>> start SOURCE DATA

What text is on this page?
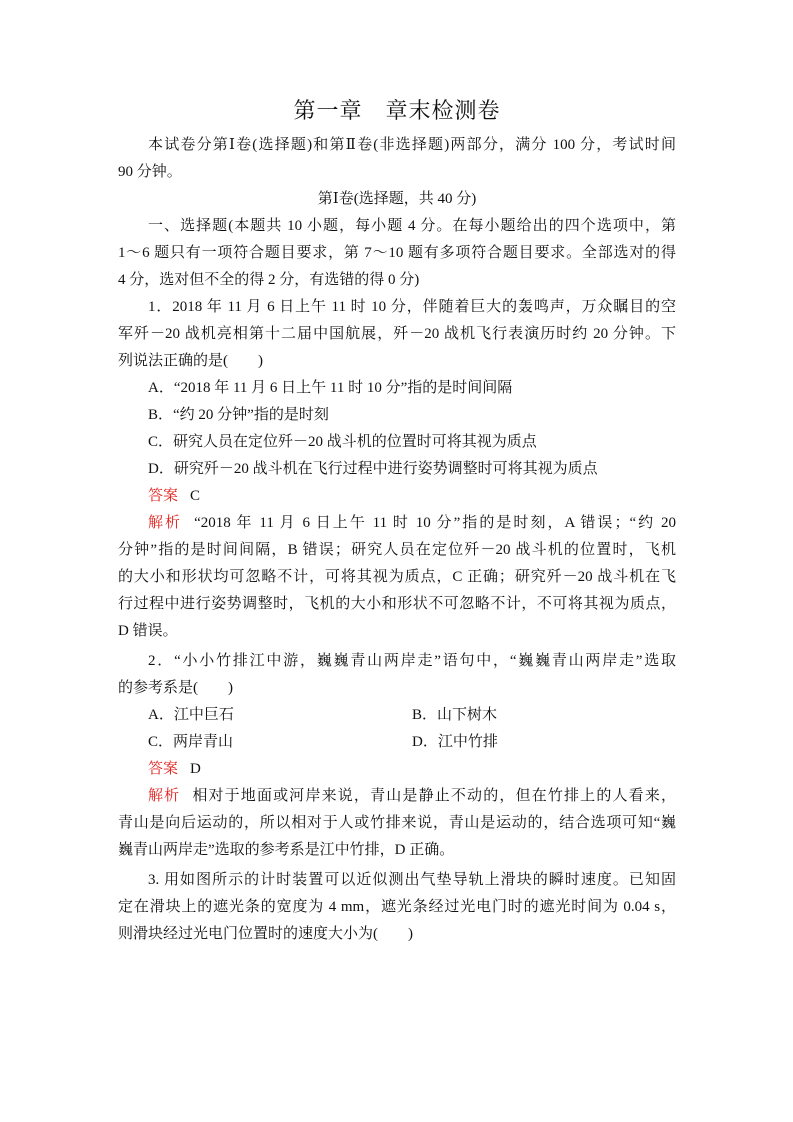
第一章　章末检测卷
本试卷分第Ⅰ卷(选择题)和第Ⅱ卷(非选择题)两部分，满分 100 分，考试时间
90 分钟。
第Ⅰ卷(选择题，共 40 分)
一、选择题(本题共 10 小题，每小题 4 分。在每小题给出的四个选项中，第
1～6 题只有一项符合题目要求，第 7～10 题有多项符合题目要求。全部选对的得
4 分，选对但不全的得 2 分，有选错的得 0 分)
1．2018 年 11 月 6 日上午 11 时 10 分，伴随着巨大的轰鸣声，万众瞩目的空
军歼－20 战机亮相第十二届中国航展，歼－20 战机飞行表演历时约 20 分钟。下
列说法正确的是(　　)
A．“2018 年 11 月 6 日上午 11 时 10 分”指的是时间间隔
B．“约 20 分钟”指的是时刻
C．研究人员在定位歼－20 战斗机的位置时可将其视为质点
D．研究歼－20 战斗机在飞行过程中进行姿势调整时可将其视为质点
答案 C
解析 “2018 年 11 月 6 日上午 11 时 10 分”指的是时刻，A 错误；“约 20
分钟”指的是时间间隔，B 错误；研究人员在定位歼－20 战斗机的位置时，飞机
的大小和形状均可忽略不计，可将其视为质点，C 正确；研究歼－20 战斗机在飞
行过程中进行姿势调整时，飞机的大小和形状不可忽略不计，不可将其视为质点，
D 错误。
2．“小小竹排江中游，巍巍青山两岸走”语句中，“巍巍青山两岸走”选取
的参考系是(　　)
A．江中巨石	B．山下树木
C．两岸青山	D．江中竹排
答案 D
解析 相对于地面或河岸来说，青山是静止不动的，但在竹排上的人看来，
青山是向后运动的，所以相对于人或竹排来说，青山是运动的，结合选项可知“巍
巍青山两岸走”选取的参考系是江中竹排，D 正确。
3. 用如图所示的计时装置可以近似测出气垫导轨上滑块的瞬时速度。已知固
定在滑块上的遮光条的宽度为 4 mm，遮光条经过光电门时的遮光时间为 0.04 s，
则滑块经过光电门位置时的速度大小为(　　)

>> end SOURCE DATA

[REQUIRED TASK]
Reproduce all entries without any change, and omit the pictures.

[SOLUTION FOR THIS TASK]
What text is on this page?
第一章　章末检测卷
本试卷分第Ⅰ卷(选择题)和第Ⅱ卷(非选择题)两部分，满分 100 分，考试时间
90 分钟。
第Ⅰ卷(选择题，共 40 分)
一、选择题(本题共 10 小题，每小题 4 分。在每小题给出的四个选项中，第
1～6 题只有一项符合题目要求，第 7～10 题有多项符合题目要求。全部选对的得
4 分，选对但不全的得 2 分，有选错的得 0 分)
1．2018 年 11 月 6 日上午 11 时 10 分，伴随着巨大的轰鸣声，万众瞩目的空
军歼－20 战机亮相第十二届中国航展，歼－20 战机飞行表演历时约 20 分钟。下
列说法正确的是(　　)
A．“2018 年 11 月 6 日上午 11 时 10 分”指的是时间间隔
B．“约 20 分钟”指的是时刻
C．研究人员在定位歼－20 战斗机的位置时可将其视为质点
D．研究歼－20 战斗机在飞行过程中进行姿势调整时可将其视为质点
答案 C
解析 “2018 年 11 月 6 日上午 11 时 10 分”指的是时刻，A 错误；“约 20
分钟”指的是时间间隔，B 错误；研究人员在定位歼－20 战斗机的位置时，飞机
的大小和形状均可忽略不计，可将其视为质点，C 正确；研究歼－20 战斗机在飞
行过程中进行姿势调整时，飞机的大小和形状不可忽略不计，不可将其视为质点，
D 错误。
2．“小小竹排江中游，巍巍青山两岸走”语句中，“巍巍青山两岸走”选取
的参考系是(　　)
A．江中巨石	B．山下树木
C．两岸青山	D．江中竹排
答案 D
解析 相对于地面或河岸来说，青山是静止不动的，但在竹排上的人看来，
青山是向后运动的，所以相对于人或竹排来说，青山是运动的，结合选项可知“巍
巍青山两岸走”选取的参考系是江中竹排，D 正确。
3. 用如图所示的计时装置可以近似测出气垫导轨上滑块的瞬时速度。已知固
定在滑块上的遮光条的宽度为 4 mm，遮光条经过光电门时的遮光时间为 0.04 s，
则滑块经过光电门位置时的速度大小为(　　)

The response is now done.